## Begin EXTRACTED INFORMATION

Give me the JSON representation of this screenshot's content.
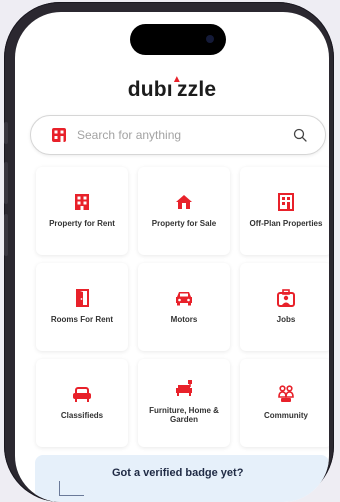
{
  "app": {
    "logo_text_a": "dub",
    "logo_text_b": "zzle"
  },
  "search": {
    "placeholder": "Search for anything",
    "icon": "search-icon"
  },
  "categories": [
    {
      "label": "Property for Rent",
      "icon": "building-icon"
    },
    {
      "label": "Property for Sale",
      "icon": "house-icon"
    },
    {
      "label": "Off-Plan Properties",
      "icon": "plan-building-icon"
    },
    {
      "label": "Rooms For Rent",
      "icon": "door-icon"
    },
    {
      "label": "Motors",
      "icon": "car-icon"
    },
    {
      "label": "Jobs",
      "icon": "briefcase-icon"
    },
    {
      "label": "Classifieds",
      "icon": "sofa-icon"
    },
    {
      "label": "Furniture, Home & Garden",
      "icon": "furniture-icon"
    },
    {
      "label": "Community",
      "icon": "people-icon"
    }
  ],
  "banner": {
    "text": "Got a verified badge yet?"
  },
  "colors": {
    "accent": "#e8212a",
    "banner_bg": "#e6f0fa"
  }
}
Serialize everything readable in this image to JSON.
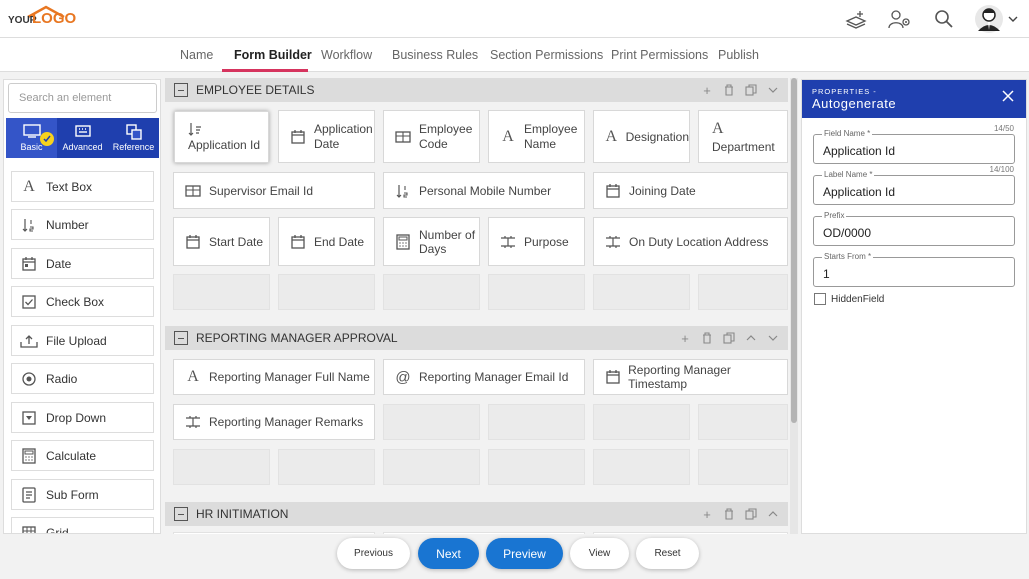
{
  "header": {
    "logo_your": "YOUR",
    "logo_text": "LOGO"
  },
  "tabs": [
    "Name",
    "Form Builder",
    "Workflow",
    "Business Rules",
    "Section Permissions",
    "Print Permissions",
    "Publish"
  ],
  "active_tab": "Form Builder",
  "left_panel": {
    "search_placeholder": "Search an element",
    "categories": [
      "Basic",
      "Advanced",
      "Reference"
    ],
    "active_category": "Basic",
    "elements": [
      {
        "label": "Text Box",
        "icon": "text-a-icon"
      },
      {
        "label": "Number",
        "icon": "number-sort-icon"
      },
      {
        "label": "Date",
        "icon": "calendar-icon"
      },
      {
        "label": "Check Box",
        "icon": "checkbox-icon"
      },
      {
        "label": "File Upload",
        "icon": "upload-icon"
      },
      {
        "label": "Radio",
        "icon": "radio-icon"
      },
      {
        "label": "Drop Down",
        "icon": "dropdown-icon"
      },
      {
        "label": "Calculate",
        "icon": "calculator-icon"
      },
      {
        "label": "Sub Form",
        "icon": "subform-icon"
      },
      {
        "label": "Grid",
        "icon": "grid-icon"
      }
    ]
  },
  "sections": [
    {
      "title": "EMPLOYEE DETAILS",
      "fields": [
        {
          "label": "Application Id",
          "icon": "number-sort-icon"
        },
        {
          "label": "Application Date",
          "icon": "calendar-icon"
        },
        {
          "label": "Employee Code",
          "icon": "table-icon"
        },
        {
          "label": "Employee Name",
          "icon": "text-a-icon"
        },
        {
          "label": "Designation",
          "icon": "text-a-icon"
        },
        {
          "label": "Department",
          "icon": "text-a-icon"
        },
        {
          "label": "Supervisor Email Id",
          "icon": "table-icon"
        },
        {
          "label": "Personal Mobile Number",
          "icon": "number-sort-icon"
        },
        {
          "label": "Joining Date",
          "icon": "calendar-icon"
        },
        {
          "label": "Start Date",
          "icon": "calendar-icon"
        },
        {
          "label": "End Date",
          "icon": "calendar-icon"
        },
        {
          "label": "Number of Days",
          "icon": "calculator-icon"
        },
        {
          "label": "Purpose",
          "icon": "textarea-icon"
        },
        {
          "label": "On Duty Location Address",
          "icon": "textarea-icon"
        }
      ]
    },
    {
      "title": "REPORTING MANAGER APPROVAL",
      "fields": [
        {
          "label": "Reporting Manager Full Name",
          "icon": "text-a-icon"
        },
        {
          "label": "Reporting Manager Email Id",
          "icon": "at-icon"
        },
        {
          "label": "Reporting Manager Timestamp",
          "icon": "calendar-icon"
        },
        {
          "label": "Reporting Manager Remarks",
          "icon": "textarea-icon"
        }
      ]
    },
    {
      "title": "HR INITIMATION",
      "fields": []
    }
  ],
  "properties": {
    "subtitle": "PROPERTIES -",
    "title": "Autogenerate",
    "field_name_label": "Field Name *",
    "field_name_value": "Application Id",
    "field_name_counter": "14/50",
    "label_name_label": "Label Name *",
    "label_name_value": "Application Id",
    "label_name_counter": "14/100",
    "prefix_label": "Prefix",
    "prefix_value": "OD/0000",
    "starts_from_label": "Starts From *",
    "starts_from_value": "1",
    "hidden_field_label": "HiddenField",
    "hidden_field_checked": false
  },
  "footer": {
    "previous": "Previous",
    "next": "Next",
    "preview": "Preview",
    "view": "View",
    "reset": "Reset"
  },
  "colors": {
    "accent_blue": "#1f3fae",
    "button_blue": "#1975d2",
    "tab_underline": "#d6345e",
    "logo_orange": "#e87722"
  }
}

## End EXTRACTED INFORMATION

WHAT THE TASK ASKS
Look for the word "Application" and return every line where it occurs.

FULL OUTPUT
          "label": "Application Id",
          "label": "Application Date",
    "field_name_value": "Application Id",
    "label_name_value": "Application Id",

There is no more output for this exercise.